Do this:
Each line that contains the string "Standardeinstellung" counts once; report how many such lines appear in the data, as a number only.

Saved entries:
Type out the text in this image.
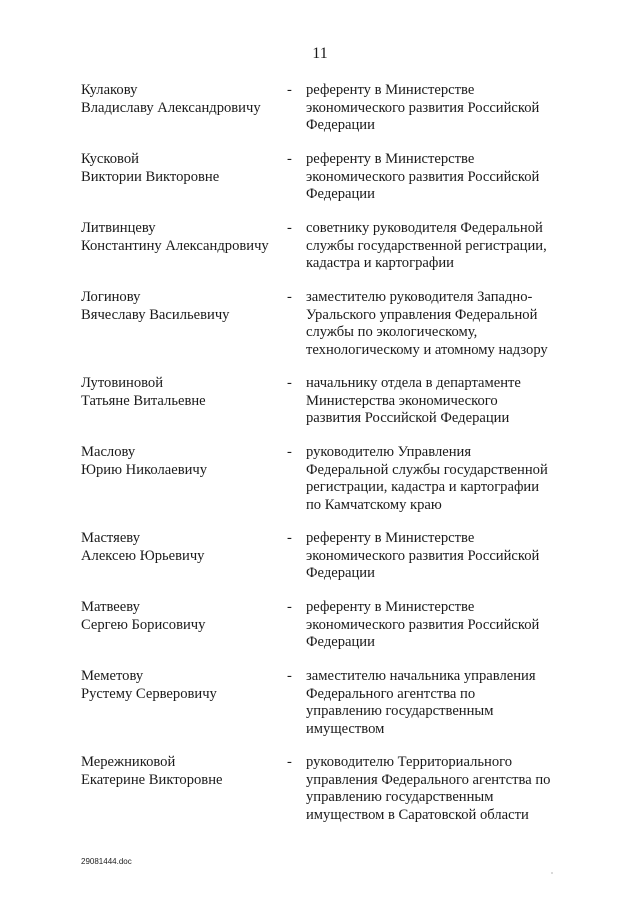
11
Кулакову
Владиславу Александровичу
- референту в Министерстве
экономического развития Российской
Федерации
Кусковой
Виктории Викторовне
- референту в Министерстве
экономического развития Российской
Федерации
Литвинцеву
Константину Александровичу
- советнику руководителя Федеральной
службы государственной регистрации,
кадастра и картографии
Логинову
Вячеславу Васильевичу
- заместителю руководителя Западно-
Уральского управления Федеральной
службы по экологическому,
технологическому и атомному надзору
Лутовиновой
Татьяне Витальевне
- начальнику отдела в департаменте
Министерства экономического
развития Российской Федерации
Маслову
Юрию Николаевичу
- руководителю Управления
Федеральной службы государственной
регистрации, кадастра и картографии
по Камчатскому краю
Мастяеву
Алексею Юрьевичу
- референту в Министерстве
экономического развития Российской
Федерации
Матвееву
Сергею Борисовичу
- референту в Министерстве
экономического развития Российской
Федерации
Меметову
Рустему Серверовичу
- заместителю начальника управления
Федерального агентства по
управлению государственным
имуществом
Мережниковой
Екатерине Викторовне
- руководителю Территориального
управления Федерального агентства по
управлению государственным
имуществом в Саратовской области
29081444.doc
---
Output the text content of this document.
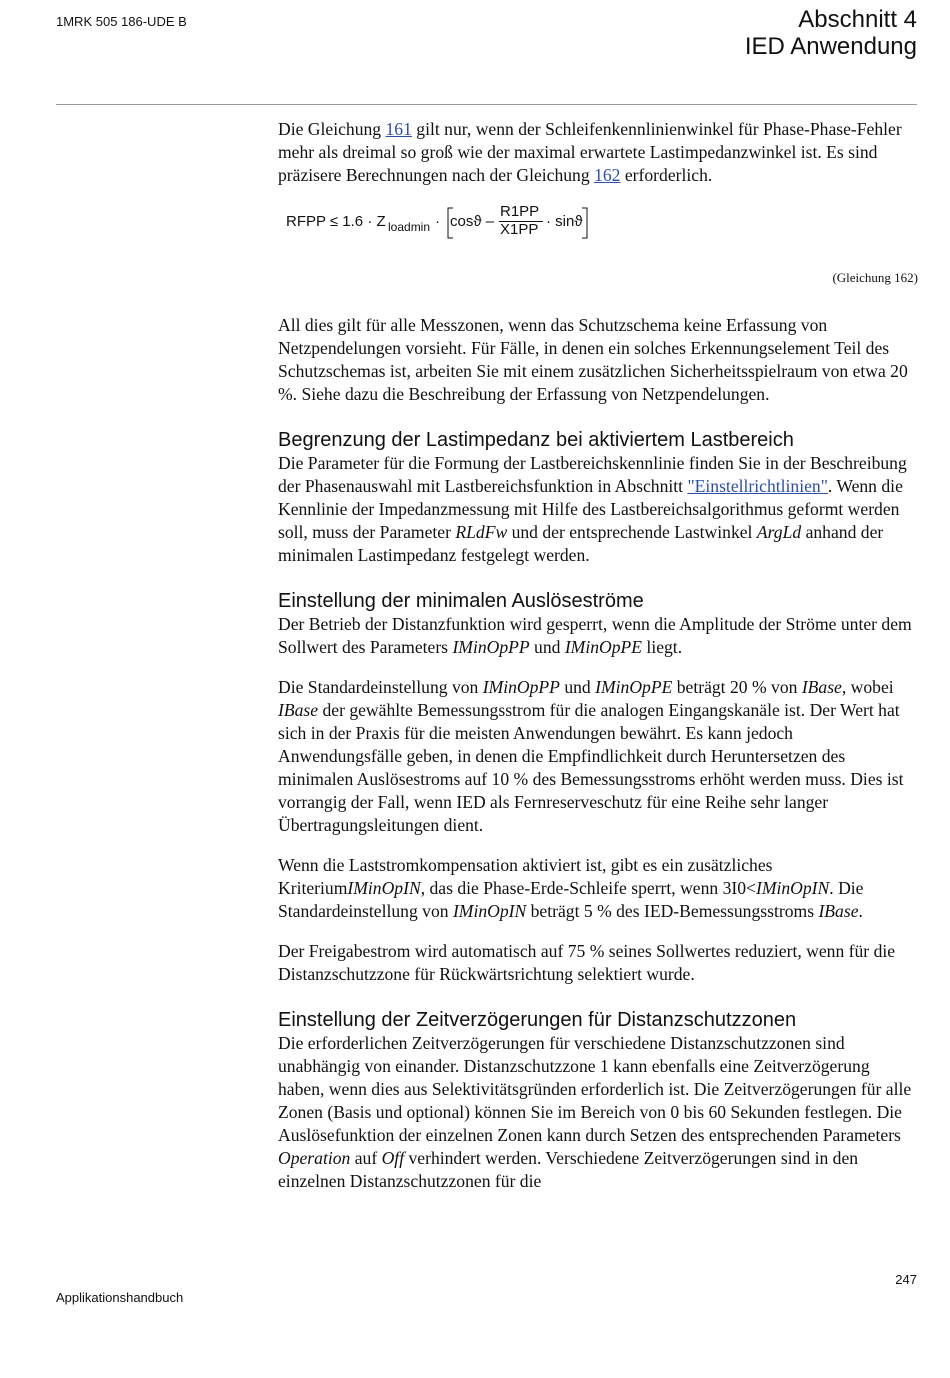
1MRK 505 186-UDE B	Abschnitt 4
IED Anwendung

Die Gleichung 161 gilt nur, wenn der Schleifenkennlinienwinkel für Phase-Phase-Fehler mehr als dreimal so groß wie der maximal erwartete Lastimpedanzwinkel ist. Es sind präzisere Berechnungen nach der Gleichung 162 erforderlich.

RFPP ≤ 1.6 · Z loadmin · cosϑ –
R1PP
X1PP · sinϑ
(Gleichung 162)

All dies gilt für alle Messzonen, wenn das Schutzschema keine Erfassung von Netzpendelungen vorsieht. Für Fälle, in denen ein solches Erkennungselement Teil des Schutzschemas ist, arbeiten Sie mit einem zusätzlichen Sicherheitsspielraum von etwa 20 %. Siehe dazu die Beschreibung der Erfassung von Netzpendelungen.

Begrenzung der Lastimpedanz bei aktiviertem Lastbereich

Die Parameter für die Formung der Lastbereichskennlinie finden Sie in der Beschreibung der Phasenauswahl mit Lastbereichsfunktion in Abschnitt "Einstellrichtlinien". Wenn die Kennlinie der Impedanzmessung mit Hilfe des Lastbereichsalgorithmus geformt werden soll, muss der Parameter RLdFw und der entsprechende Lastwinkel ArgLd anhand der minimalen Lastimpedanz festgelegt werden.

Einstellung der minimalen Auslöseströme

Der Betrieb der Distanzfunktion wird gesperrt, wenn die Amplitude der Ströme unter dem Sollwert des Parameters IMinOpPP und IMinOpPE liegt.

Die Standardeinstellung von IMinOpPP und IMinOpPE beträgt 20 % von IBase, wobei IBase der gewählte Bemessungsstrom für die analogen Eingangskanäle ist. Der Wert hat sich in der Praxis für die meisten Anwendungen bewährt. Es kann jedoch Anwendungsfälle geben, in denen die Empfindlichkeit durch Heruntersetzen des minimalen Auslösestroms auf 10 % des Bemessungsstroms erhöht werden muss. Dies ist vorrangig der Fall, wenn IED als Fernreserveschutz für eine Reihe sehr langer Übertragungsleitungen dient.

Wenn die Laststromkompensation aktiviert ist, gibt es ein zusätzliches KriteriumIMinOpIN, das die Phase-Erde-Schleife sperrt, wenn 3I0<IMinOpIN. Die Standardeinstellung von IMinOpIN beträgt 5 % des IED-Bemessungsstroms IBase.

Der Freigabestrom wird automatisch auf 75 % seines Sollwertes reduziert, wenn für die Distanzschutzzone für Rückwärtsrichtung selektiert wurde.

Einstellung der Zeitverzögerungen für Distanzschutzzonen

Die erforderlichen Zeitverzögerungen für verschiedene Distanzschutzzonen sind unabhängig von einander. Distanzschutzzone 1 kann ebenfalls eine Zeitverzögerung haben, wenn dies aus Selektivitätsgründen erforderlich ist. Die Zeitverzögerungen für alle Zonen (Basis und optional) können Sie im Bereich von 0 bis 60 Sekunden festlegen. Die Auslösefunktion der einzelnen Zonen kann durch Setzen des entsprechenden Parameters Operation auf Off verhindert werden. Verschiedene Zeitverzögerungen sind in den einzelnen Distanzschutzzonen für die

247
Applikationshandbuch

Task answer:
2